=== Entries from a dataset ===
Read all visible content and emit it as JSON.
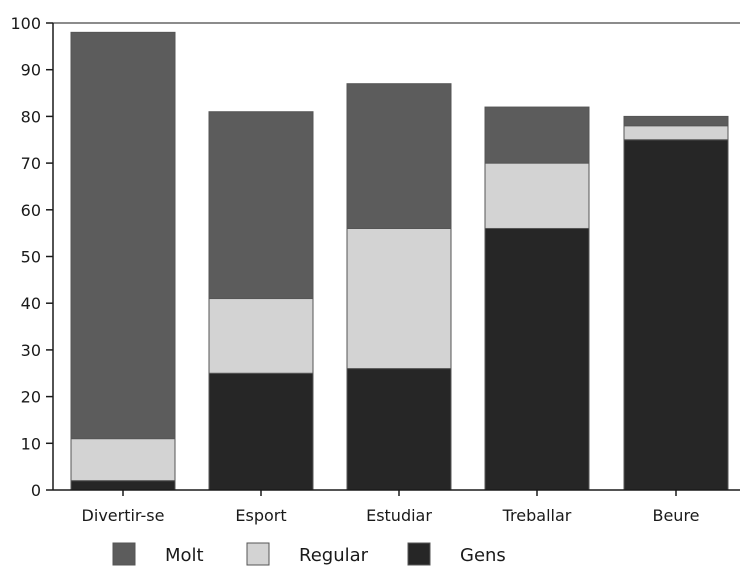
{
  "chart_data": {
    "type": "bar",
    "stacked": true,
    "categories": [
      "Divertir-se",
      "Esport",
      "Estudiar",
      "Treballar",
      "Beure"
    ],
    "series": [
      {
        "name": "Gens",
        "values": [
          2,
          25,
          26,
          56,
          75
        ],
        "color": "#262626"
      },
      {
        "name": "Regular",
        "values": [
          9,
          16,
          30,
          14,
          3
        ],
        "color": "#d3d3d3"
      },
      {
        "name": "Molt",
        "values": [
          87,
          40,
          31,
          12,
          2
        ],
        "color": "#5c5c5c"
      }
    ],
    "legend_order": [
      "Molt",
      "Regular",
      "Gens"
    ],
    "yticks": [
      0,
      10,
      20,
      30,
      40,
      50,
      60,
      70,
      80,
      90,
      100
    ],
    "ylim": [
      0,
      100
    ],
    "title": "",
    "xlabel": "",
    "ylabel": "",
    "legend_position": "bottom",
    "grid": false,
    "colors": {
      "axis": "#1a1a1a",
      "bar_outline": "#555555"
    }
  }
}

=== Aim of the exercise ===
Skip the images and write out the rest of the listing exactly.

=== Task solution ===
Read all visible content and emit it as JSON.
{
  "chart_data": {
    "type": "bar",
    "stacked": true,
    "categories": [
      "Divertir-se",
      "Esport",
      "Estudiar",
      "Treballar",
      "Beure"
    ],
    "series": [
      {
        "name": "Gens",
        "values": [
          2,
          25,
          26,
          56,
          75
        ],
        "color": "#262626"
      },
      {
        "name": "Regular",
        "values": [
          9,
          16,
          30,
          14,
          3
        ],
        "color": "#d3d3d3"
      },
      {
        "name": "Molt",
        "values": [
          87,
          40,
          31,
          12,
          2
        ],
        "color": "#5c5c5c"
      }
    ],
    "legend_order": [
      "Molt",
      "Regular",
      "Gens"
    ],
    "yticks": [
      0,
      10,
      20,
      30,
      40,
      50,
      60,
      70,
      80,
      90,
      100
    ],
    "ylim": [
      0,
      100
    ],
    "title": "",
    "xlabel": "",
    "ylabel": "",
    "legend_position": "bottom",
    "grid": false,
    "colors": {
      "axis": "#1a1a1a",
      "bar_outline": "#555555"
    }
  }
}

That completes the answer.